OBJECTIVE: Set down the full listing exactly, character for character.

────────────────────────────────────────

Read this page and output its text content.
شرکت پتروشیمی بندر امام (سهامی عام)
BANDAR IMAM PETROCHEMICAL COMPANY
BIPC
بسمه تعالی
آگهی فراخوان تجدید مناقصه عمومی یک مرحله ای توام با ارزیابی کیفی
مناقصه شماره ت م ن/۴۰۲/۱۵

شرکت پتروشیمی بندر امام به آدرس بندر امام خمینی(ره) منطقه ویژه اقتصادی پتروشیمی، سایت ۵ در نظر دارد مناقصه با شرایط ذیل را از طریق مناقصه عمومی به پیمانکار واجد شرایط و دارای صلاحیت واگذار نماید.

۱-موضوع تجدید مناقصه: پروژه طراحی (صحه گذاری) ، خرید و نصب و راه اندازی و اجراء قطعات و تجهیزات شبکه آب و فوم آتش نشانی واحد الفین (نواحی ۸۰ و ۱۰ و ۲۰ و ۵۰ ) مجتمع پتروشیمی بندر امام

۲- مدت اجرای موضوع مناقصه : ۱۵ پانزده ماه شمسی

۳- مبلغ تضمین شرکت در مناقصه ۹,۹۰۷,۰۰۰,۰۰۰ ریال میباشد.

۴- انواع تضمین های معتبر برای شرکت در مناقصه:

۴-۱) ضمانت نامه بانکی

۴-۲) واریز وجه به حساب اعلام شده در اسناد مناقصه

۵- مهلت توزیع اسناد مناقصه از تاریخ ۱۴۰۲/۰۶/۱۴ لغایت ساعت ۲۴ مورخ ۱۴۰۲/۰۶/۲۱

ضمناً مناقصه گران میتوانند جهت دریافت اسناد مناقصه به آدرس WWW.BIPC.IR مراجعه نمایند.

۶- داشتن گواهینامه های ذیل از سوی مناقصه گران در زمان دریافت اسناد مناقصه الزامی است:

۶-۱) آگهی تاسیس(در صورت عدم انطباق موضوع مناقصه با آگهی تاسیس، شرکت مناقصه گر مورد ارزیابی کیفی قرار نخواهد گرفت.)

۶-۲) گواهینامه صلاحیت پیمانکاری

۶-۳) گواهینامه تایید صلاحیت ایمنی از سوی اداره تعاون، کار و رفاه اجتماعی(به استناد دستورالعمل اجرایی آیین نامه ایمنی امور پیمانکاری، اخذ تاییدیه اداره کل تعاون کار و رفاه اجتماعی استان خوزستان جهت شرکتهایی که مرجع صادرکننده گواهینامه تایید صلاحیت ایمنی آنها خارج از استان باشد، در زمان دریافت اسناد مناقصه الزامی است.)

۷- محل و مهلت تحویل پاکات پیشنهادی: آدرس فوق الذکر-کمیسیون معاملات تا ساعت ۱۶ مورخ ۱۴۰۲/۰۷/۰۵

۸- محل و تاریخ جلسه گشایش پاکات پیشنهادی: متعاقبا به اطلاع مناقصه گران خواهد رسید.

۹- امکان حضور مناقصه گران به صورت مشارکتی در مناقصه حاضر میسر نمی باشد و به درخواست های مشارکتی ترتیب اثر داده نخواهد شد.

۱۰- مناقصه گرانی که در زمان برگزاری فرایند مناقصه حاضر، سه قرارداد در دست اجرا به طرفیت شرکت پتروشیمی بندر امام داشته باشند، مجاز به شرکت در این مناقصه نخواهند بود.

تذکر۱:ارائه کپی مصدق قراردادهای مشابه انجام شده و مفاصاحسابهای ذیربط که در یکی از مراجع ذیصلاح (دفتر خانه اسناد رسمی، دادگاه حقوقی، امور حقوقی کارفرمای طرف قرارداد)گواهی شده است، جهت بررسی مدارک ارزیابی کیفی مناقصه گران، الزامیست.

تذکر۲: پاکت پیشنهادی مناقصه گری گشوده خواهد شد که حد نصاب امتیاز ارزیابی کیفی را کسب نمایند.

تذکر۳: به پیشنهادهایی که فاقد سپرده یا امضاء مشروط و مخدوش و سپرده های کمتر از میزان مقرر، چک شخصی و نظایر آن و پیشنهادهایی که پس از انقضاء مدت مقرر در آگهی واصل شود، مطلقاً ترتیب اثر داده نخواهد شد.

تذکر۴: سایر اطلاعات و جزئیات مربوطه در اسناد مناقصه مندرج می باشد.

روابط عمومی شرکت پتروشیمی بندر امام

────────────────────────────────────────

FULL OUTPUT:
Read this page and output its text content.
شرکت پتروشیمی بندر امام (سهامی عام)
BANDAR IMAM PETROCHEMICAL COMPANY
BIPC
بسمه تعالی
آگهی فراخوان تجدید مناقصه عمومی یک مرحله ای توام با ارزیابی کیفی
مناقصه شماره ت م ن/۴۰۲/۱۵

شرکت پتروشیمی بندر امام به آدرس بندر امام خمینی(ره) منطقه ویژه اقتصادی پتروشیمی، سایت ۵ در نظر دارد مناقصه با شرایط ذیل را از طریق مناقصه عمومی به پیمانکار واجد شرایط و دارای صلاحیت واگذار نماید.

۱-موضوع تجدید مناقصه: پروژه طراحی (صحه گذاری) ، خرید و نصب و راه اندازی و اجراء قطعات و تجهیزات شبکه آب و فوم آتش نشانی واحد الفین (نواحی ۸۰ و ۱۰ و ۲۰ و ۵۰ ) مجتمع پتروشیمی بندر امام

۲- مدت اجرای موضوع مناقصه : ۱۵ پانزده ماه شمسی

۳- مبلغ تضمین شرکت در مناقصه ۹,۹۰۷,۰۰۰,۰۰۰ ریال میباشد.

۴- انواع تضمین های معتبر برای شرکت در مناقصه:

۴-۱) ضمانت نامه بانکی

۴-۲) واریز وجه به حساب اعلام شده در اسناد مناقصه

۵- مهلت توزیع اسناد مناقصه از تاریخ ۱۴۰۲/۰۶/۱۴ لغایت ساعت ۲۴ مورخ ۱۴۰۲/۰۶/۲۱

ضمناً مناقصه گران میتوانند جهت دریافت اسناد مناقصه به آدرس WWW.BIPC.IR مراجعه نمایند.

۶- داشتن گواهینامه های ذیل از سوی مناقصه گران در زمان دریافت اسناد مناقصه الزامی است:

۶-۱) آگهی تاسیس(در صورت عدم انطباق موضوع مناقصه با آگهی تاسیس، شرکت مناقصه گر مورد ارزیابی کیفی قرار نخواهد گرفت.)

۶-۲) گواهینامه صلاحیت پیمانکاری

۶-۳) گواهینامه تایید صلاحیت ایمنی از سوی اداره تعاون، کار و رفاه اجتماعی(به استناد دستورالعمل اجرایی آیین نامه ایمنی امور پیمانکاری، اخذ تاییدیه اداره کل تعاون کار و رفاه اجتماعی استان خوزستان جهت شرکتهایی که مرجع صادرکننده گواهینامه تایید صلاحیت ایمنی آنها خارج از استان باشد، در زمان دریافت اسناد مناقصه الزامی است.)

۷- محل و مهلت تحویل پاکات پیشنهادی: آدرس فوق الذکر-کمیسیون معاملات تا ساعت ۱۶ مورخ ۱۴۰۲/۰۷/۰۵

۸- محل و تاریخ جلسه گشایش پاکات پیشنهادی: متعاقبا به اطلاع مناقصه گران خواهد رسید.

۹- امکان حضور مناقصه گران به صورت مشارکتی در مناقصه حاضر میسر نمی باشد و به درخواست های مشارکتی ترتیب اثر داده نخواهد شد.

۱۰- مناقصه گرانی که در زمان برگزاری فرایند مناقصه حاضر، سه قرارداد در دست اجرا به طرفیت شرکت پتروشیمی بندر امام داشته باشند، مجاز به شرکت در این مناقصه نخواهند بود.

تذکر۱:ارائه کپی مصدق قراردادهای مشابه انجام شده و مفاصاحسابهای ذیربط که در یکی از مراجع ذیصلاح (دفتر خانه اسناد رسمی، دادگاه حقوقی، امور حقوقی کارفرمای طرف قرارداد)گواهی شده است، جهت بررسی مدارک ارزیابی کیفی مناقصه گران، الزامیست.

تذکر۲: پاکت پیشنهادی مناقصه گری گشوده خواهد شد که حد نصاب امتیاز ارزیابی کیفی را کسب نمایند.

تذکر۳: به پیشنهادهایی که فاقد سپرده یا امضاء مشروط و مخدوش و سپرده های کمتر از میزان مقرر، چک شخصی و نظایر آن و پیشنهادهایی که پس از انقضاء مدت مقرر در آگهی واصل شود، مطلقاً ترتیب اثر داده نخواهد شد.

تذکر۴: سایر اطلاعات و جزئیات مربوطه در اسناد مناقصه مندرج می باشد.

روابط عمومی شرکت پتروشیمی بندر امام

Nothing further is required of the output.